● YOUR TASK: Print out the entries below with no edits.

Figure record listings
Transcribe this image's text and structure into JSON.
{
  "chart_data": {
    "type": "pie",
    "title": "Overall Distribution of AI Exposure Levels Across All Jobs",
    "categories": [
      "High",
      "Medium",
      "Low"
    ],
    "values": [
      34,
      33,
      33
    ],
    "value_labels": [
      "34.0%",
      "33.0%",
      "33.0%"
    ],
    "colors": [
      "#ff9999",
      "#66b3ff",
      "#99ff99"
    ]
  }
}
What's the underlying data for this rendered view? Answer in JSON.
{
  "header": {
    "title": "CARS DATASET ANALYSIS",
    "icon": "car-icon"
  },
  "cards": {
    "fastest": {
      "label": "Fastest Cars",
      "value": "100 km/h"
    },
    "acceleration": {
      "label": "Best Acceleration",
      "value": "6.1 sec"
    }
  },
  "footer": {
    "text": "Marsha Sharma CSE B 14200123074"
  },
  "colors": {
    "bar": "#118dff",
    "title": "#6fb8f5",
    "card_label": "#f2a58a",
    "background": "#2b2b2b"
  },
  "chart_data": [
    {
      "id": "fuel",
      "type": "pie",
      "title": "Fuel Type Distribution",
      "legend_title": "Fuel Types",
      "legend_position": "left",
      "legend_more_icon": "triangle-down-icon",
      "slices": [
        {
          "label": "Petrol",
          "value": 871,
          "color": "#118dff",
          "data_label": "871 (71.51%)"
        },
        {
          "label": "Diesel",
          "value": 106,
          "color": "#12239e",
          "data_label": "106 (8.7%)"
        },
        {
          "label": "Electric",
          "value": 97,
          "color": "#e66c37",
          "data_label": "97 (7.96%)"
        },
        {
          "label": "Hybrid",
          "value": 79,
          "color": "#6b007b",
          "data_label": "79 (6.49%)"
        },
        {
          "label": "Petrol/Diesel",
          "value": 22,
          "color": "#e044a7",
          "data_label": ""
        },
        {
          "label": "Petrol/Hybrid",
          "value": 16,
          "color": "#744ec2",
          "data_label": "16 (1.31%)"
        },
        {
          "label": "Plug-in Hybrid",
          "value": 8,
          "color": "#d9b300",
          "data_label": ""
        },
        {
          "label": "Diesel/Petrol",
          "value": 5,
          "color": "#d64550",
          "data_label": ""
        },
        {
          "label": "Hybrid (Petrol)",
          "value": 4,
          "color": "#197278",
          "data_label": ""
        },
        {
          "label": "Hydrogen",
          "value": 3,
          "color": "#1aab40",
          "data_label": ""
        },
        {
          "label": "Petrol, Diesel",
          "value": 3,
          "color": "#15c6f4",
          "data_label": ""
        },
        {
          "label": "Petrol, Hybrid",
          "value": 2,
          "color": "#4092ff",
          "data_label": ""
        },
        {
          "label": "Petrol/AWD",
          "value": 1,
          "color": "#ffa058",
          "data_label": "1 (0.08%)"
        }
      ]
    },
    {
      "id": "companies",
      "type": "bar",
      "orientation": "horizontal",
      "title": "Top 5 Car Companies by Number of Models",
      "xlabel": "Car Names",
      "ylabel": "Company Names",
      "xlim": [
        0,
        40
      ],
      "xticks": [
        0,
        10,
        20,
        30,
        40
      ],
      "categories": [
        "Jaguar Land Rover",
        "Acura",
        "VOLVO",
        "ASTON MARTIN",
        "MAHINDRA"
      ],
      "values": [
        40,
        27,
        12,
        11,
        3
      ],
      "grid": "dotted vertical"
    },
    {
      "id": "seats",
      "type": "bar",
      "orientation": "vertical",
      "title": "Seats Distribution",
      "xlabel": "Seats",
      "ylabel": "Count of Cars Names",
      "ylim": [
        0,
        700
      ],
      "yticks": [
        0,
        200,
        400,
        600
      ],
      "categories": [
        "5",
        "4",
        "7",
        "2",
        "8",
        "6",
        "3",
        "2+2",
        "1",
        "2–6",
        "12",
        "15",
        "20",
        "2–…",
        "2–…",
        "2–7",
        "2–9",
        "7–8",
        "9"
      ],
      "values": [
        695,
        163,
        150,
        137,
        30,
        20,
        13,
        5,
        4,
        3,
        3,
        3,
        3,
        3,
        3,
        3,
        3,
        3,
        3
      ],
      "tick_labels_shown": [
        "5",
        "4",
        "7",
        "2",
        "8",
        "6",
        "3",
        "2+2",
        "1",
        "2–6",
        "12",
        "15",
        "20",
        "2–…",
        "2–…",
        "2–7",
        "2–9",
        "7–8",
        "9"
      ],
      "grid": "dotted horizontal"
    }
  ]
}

● EXERCISE OUTPUT:
Transcribe this image's text and structure into JSON.
{
  "chart_data": {
    "type": "pie",
    "title": "Overall Distribution of AI Exposure Levels Across All Jobs",
    "categories": [
      "High",
      "Medium",
      "Low"
    ],
    "values": [
      34,
      33,
      33
    ],
    "value_labels": [
      "34.0%",
      "33.0%",
      "33.0%"
    ],
    "colors": [
      "#ff9999",
      "#66b3ff",
      "#99ff99"
    ]
  }
}
What's the underlying data for this rendered view? Answer in JSON.
{
  "header": {
    "title": "CARS DATASET ANALYSIS",
    "icon": "car-icon"
  },
  "cards": {
    "fastest": {
      "label": "Fastest Cars",
      "value": "100 km/h"
    },
    "acceleration": {
      "label": "Best Acceleration",
      "value": "6.1 sec"
    }
  },
  "footer": {
    "text": "Marsha Sharma CSE B 14200123074"
  },
  "colors": {
    "bar": "#118dff",
    "title": "#6fb8f5",
    "card_label": "#f2a58a",
    "background": "#2b2b2b"
  },
  "chart_data": [
    {
      "id": "fuel",
      "type": "pie",
      "title": "Fuel Type Distribution",
      "legend_title": "Fuel Types",
      "legend_position": "left",
      "legend_more_icon": "triangle-down-icon",
      "slices": [
        {
          "label": "Petrol",
          "value": 871,
          "color": "#118dff",
          "data_label": "871 (71.51%)"
        },
        {
          "label": "Diesel",
          "value": 106,
          "color": "#12239e",
          "data_label": "106 (8.7%)"
        },
        {
          "label": "Electric",
          "value": 97,
          "color": "#e66c37",
          "data_label": "97 (7.96%)"
        },
        {
          "label": "Hybrid",
          "value": 79,
          "color": "#6b007b",
          "data_label": "79 (6.49%)"
        },
        {
          "label": "Petrol/Diesel",
          "value": 22,
          "color": "#e044a7",
          "data_label": ""
        },
        {
          "label": "Petrol/Hybrid",
          "value": 16,
          "color": "#744ec2",
          "data_label": "16 (1.31%)"
        },
        {
          "label": "Plug-in Hybrid",
          "value": 8,
          "color": "#d9b300",
          "data_label": ""
        },
        {
          "label": "Diesel/Petrol",
          "value": 5,
          "color": "#d64550",
          "data_label": ""
        },
        {
          "label": "Hybrid (Petrol)",
          "value": 4,
          "color": "#197278",
          "data_label": ""
        },
        {
          "label": "Hydrogen",
          "value": 3,
          "color": "#1aab40",
          "data_label": ""
        },
        {
          "label": "Petrol, Diesel",
          "value": 3,
          "color": "#15c6f4",
          "data_label": ""
        },
        {
          "label": "Petrol, Hybrid",
          "value": 2,
          "color": "#4092ff",
          "data_label": ""
        },
        {
          "label": "Petrol/AWD",
          "value": 1,
          "color": "#ffa058",
          "data_label": "1 (0.08%)"
        }
      ]
    },
    {
      "id": "companies",
      "type": "bar",
      "orientation": "horizontal",
      "title": "Top 5 Car Companies by Number of Models",
      "xlabel": "Car Names",
      "ylabel": "Company Names",
      "xlim": [
        0,
        40
      ],
      "xticks": [
        0,
        10,
        20,
        30,
        40
      ],
      "categories": [
        "Jaguar Land Rover",
        "Acura",
        "VOLVO",
        "ASTON MARTIN",
        "MAHINDRA"
      ],
      "values": [
        40,
        27,
        12,
        11,
        3
      ],
      "grid": "dotted vertical"
    },
    {
      "id": "seats",
      "type": "bar",
      "orientation": "vertical",
      "title": "Seats Distribution",
      "xlabel": "Seats",
      "ylabel": "Count of Cars Names",
      "ylim": [
        0,
        700
      ],
      "yticks": [
        0,
        200,
        400,
        600
      ],
      "categories": [
        "5",
        "4",
        "7",
        "2",
        "8",
        "6",
        "3",
        "2+2",
        "1",
        "2–6",
        "12",
        "15",
        "20",
        "2–…",
        "2–…",
        "2–7",
        "2–9",
        "7–8",
        "9"
      ],
      "values": [
        695,
        163,
        150,
        137,
        30,
        20,
        13,
        5,
        4,
        3,
        3,
        3,
        3,
        3,
        3,
        3,
        3,
        3,
        3
      ],
      "tick_labels_shown": [
        "5",
        "4",
        "7",
        "2",
        "8",
        "6",
        "3",
        "2+2",
        "1",
        "2–6",
        "12",
        "15",
        "20",
        "2–…",
        "2–…",
        "2–7",
        "2–9",
        "7–8",
        "9"
      ],
      "grid": "dotted horizontal"
    }
  ]
}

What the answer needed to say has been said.